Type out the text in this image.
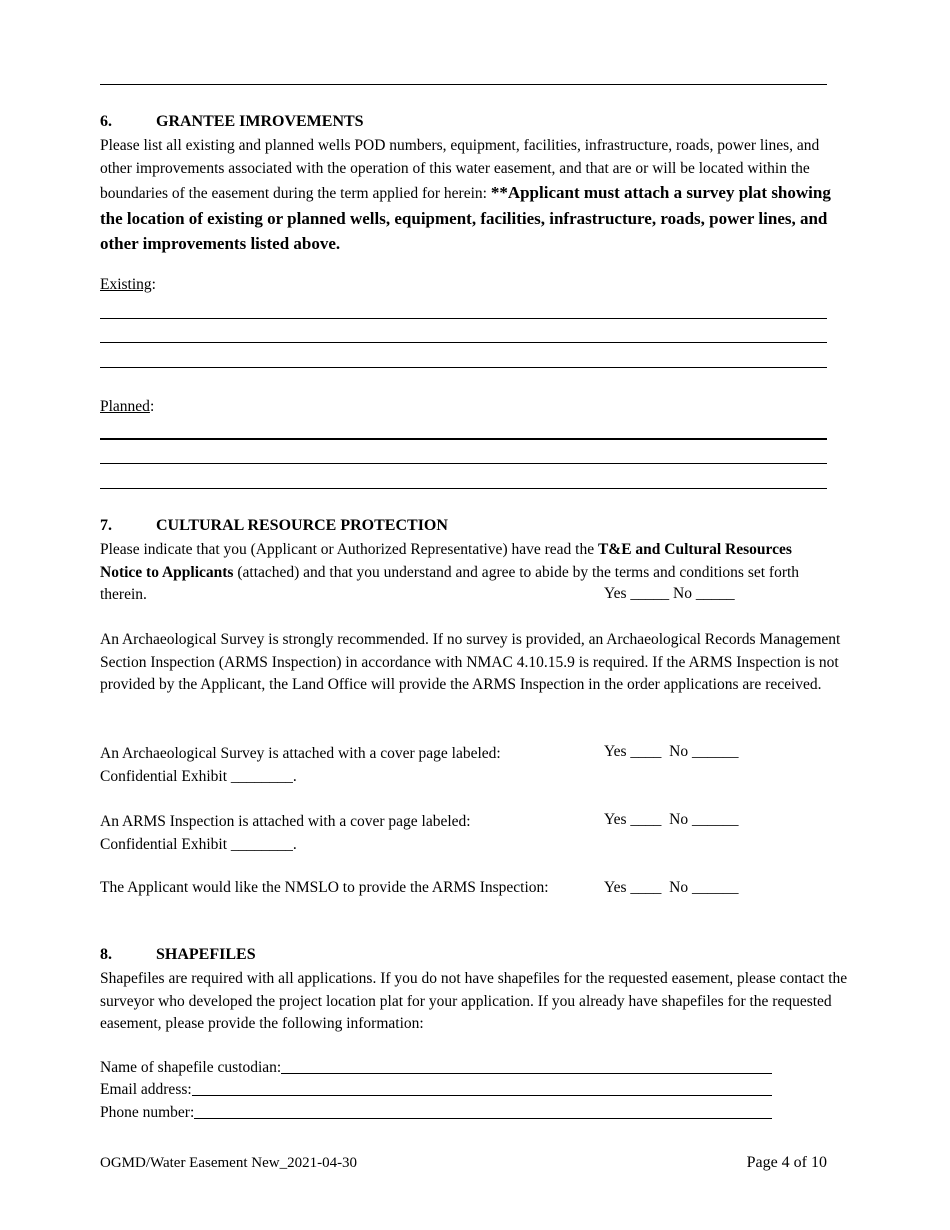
6.	GRANTEE IMROVEMENTS
Please list all existing and planned wells POD numbers, equipment, facilities, infrastructure, roads, power lines, and other improvements associated with the operation of this water easement, and that are or will be located within the boundaries of the easement during the term applied for herein: **Applicant must attach a survey plat showing the location of existing or planned wells, equipment, facilities, infrastructure, roads, power lines, and other improvements listed above.
Existing:
Planned:
7.	CULTURAL RESOURCE PROTECTION
Please indicate that you (Applicant or Authorized Representative) have read the T&E and Cultural Resources Notice to Applicants (attached) and that you understand and agree to abide by the terms and conditions set forth therein.	Yes _____ No _____
An Archaeological Survey is strongly recommended. If no survey is provided, an Archaeological Records Management Section Inspection (ARMS Inspection) in accordance with NMAC 4.10.15.9 is required. If the ARMS Inspection is not provided by the Applicant, the Land Office will provide the ARMS Inspection in the order applications are received.
An Archaeological Survey is attached with a cover page labeled:
Confidential Exhibit ________.
Yes ____  No ______
An ARMS Inspection is attached with a cover page labeled:
Confidential Exhibit ________.
Yes ____  No ______
The Applicant would like the NMSLO to provide the ARMS Inspection:	Yes ____  No ______
8.	SHAPEFILES
Shapefiles are required with all applications. If you do not have shapefiles for the requested easement, please contact the surveyor who developed the project location plat for your application. If you already have shapefiles for the requested easement, please provide the following information:
Name of shapefile custodian:
Email address:
Phone number:
OGMD/Water Easement New_2021-04-30	Page 4 of 10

→ Set problem
Repeat all of the entries word for word, but omit the pictures.

→ Result for this exercise
Type out the text in this image.
6.	GRANTEE IMROVEMENTS
Please list all existing and planned wells POD numbers, equipment, facilities, infrastructure, roads, power lines, and other improvements associated with the operation of this water easement, and that are or will be located within the boundaries of the easement during the term applied for herein: **Applicant must attach a survey plat showing the location of existing or planned wells, equipment, facilities, infrastructure, roads, power lines, and other improvements listed above.
Existing:
Planned:
7.	CULTURAL RESOURCE PROTECTION
Please indicate that you (Applicant or Authorized Representative) have read the T&E and Cultural Resources Notice to Applicants (attached) and that you understand and agree to abide by the terms and conditions set forth therein.	Yes _____ No _____
An Archaeological Survey is strongly recommended. If no survey is provided, an Archaeological Records Management Section Inspection (ARMS Inspection) in accordance with NMAC 4.10.15.9 is required. If the ARMS Inspection is not provided by the Applicant, the Land Office will provide the ARMS Inspection in the order applications are received.
An Archaeological Survey is attached with a cover page labeled:
Confidential Exhibit ________.
Yes ____  No ______
An ARMS Inspection is attached with a cover page labeled:
Confidential Exhibit ________.
Yes ____  No ______
The Applicant would like the NMSLO to provide the ARMS Inspection:	Yes ____  No ______
8.	SHAPEFILES
Shapefiles are required with all applications. If you do not have shapefiles for the requested easement, please contact the surveyor who developed the project location plat for your application. If you already have shapefiles for the requested easement, please provide the following information:
Name of shapefile custodian:
Email address:
Phone number:
OGMD/Water Easement New_2021-04-30	Page 4 of 10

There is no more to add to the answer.